Extract every line from the records below that contains the string "Time". Uppercase and lowercase letters must match.

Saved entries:
※ ※ ※

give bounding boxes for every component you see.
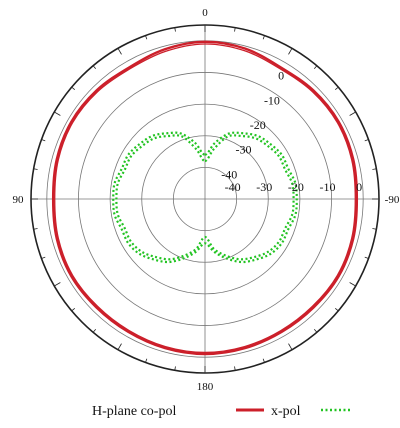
angle-tick <box>145 35 148 40</box>
angle-tick <box>54 111 61 116</box>
angle-tick <box>145 358 148 363</box>
radial-axis-label: -40 <box>225 180 241 194</box>
angle-tick <box>71 86 76 91</box>
radial-tick-label: -10 <box>264 93 280 107</box>
legend-label-x-pol: x-pol <box>271 404 301 419</box>
angle-tick <box>117 48 122 55</box>
polar-grid <box>30 24 380 374</box>
angle-tick <box>334 86 339 91</box>
grid-circle <box>172 166 238 232</box>
radial-tick-label: -30 <box>235 143 251 157</box>
series-co-pol-line <box>51 40 359 356</box>
angle-tick <box>174 27 176 32</box>
radial-tick-label: 0 <box>278 69 284 83</box>
angle-tick <box>349 282 356 287</box>
angle-tick <box>372 168 377 170</box>
angle-tick <box>288 343 293 350</box>
angle-tick <box>41 139 46 142</box>
angle-tick <box>364 256 369 259</box>
angle-tick <box>288 48 293 55</box>
label-layer: 0 -10 -20 -30 -40 0 -10 -20 -30 -40 0 -90 180 90 <box>13 7 400 393</box>
grid-circle <box>141 135 269 263</box>
angle-label: 90 <box>13 194 25 206</box>
angle-tick <box>262 35 265 40</box>
angle-tick <box>71 307 76 312</box>
angle-label: 0 <box>202 7 208 19</box>
angle-tick <box>33 168 38 170</box>
radial-tick-label: -20 <box>250 118 266 132</box>
angle-label: 180 <box>197 381 214 393</box>
angle-tick <box>334 307 339 312</box>
radial-axis-label: -10 <box>320 180 336 194</box>
angle-tick <box>92 65 97 70</box>
angle-tick <box>41 256 46 259</box>
legend-label-co-pol: H-plane co-pol <box>92 404 176 419</box>
angle-tick <box>33 228 38 230</box>
angle-tick <box>372 228 377 230</box>
angle-tick <box>117 343 122 350</box>
series-x-pol-line <box>115 134 295 261</box>
radial-axis-label: -20 <box>288 180 304 194</box>
angle-tick <box>54 282 61 287</box>
series-co-pol-line <box>54 43 356 354</box>
angle-tick <box>174 366 176 371</box>
angle-tick <box>92 328 97 333</box>
legend: H-plane co-pol x-pol <box>92 404 352 419</box>
angle-tick <box>313 65 318 70</box>
series-x-pol-line <box>112 131 298 264</box>
angle-tick <box>364 139 369 142</box>
angle-tick <box>234 27 236 32</box>
grid-circle <box>109 103 301 295</box>
angle-tick <box>349 111 356 116</box>
radial-axis-label: -30 <box>256 180 272 194</box>
radial-tick-label: -40 <box>221 167 237 181</box>
radial-axis-label: 0 <box>356 180 362 194</box>
angle-tick <box>234 366 236 371</box>
angle-tick <box>262 358 265 363</box>
angle-tick <box>313 328 318 333</box>
angle-label: -90 <box>385 194 400 206</box>
series-layer <box>51 40 359 356</box>
grid-circle <box>78 72 332 326</box>
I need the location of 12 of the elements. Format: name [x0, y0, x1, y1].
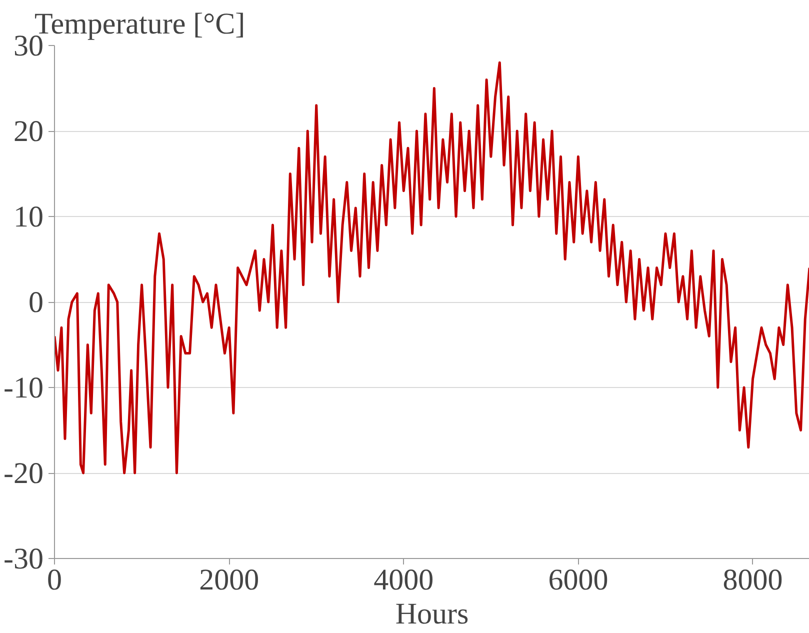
- y-tick-label: 10: [14, 200, 44, 234]
- x-tick-label: 8000: [722, 564, 783, 596]
- line-series: [54, 61, 809, 474]
- y-tick-label: 0: [28, 286, 44, 319]
- x-tick-label: 2000: [199, 564, 260, 596]
- x-axis-title: Hours: [395, 598, 469, 630]
- y-tick-label: -30: [4, 542, 44, 576]
- y-tick-label: -10: [4, 372, 44, 404]
- y-tick-label: 20: [14, 115, 44, 148]
- y-tick-label: -20: [4, 457, 44, 490]
- x-tick-label: 4000: [374, 564, 434, 596]
- x-tick-label: 6000: [548, 564, 608, 596]
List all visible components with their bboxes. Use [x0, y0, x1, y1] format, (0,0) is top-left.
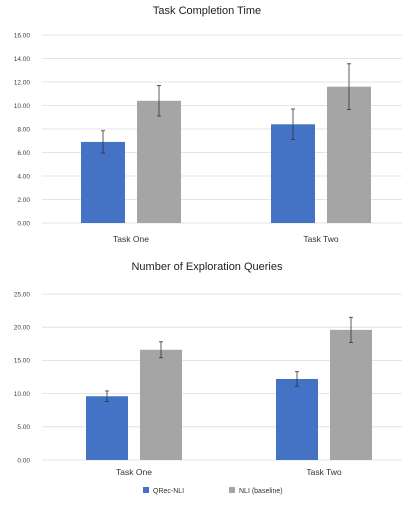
y-tick-label: 15.00 — [14, 358, 31, 365]
x-category-label: Task One — [113, 234, 149, 244]
y-tick-label: 16.00 — [14, 32, 31, 39]
y-tick-label: 5.00 — [17, 424, 30, 431]
y-tick-label: 0.00 — [17, 457, 30, 464]
x-category-label: Task Two — [303, 234, 339, 244]
chart-task-completion-time: Task Completion Time 0.00 2.00 4.00 6.00 8.0… — [14, 5, 402, 244]
chart-title: Number of Exploration Queries — [131, 261, 283, 273]
y-tick-label: 12.00 — [14, 79, 31, 86]
y-tick-label: 14.00 — [14, 56, 31, 63]
bar-qrec-nli — [81, 141, 125, 223]
y-tick-label: 2.00 — [17, 197, 30, 204]
y-tick-label: 10.00 — [14, 391, 31, 398]
bar-nli-baseline — [140, 349, 182, 460]
legend-swatch-qrec-nli — [143, 487, 149, 493]
y-tick-label: 0.00 — [17, 220, 30, 227]
bar-qrec-nli — [86, 396, 128, 460]
y-tick-label: 20.00 — [14, 325, 31, 332]
bar-nli-baseline — [137, 100, 181, 223]
legend: QRec-NLI NLI (baseline) — [143, 487, 283, 495]
y-tick-label: 10.00 — [14, 103, 31, 110]
bar-nli-baseline — [330, 329, 372, 460]
legend-label-qrec-nli: QRec-NLI — [153, 488, 184, 495]
x-category-label: Task Two — [306, 467, 342, 477]
legend-swatch-nli-baseline — [229, 487, 235, 493]
y-tick-label: 4.00 — [17, 173, 30, 180]
y-tick-label: 25.00 — [14, 291, 31, 298]
bar-qrec-nli — [276, 378, 318, 460]
y-tick-label: 6.00 — [17, 150, 30, 157]
chart-title: Task Completion Time — [153, 5, 261, 17]
bar-qrec-nli — [271, 124, 315, 223]
legend-label-nli-baseline: NLI (baseline) — [239, 488, 283, 495]
y-tick-label: 8.00 — [17, 126, 30, 133]
x-category-label: Task One — [116, 467, 152, 477]
chart-exploration-queries: Number of Exploration Queries 0.00 5.00 10… — [14, 261, 402, 477]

※ ※ ※

» **Result of this task**:
chart-task-completion-time: Task Completion Time 0.00 2.00 4.00 6.00 8.0… — [14, 5, 402, 244]
chart-title: Task Completion Time — [153, 5, 261, 17]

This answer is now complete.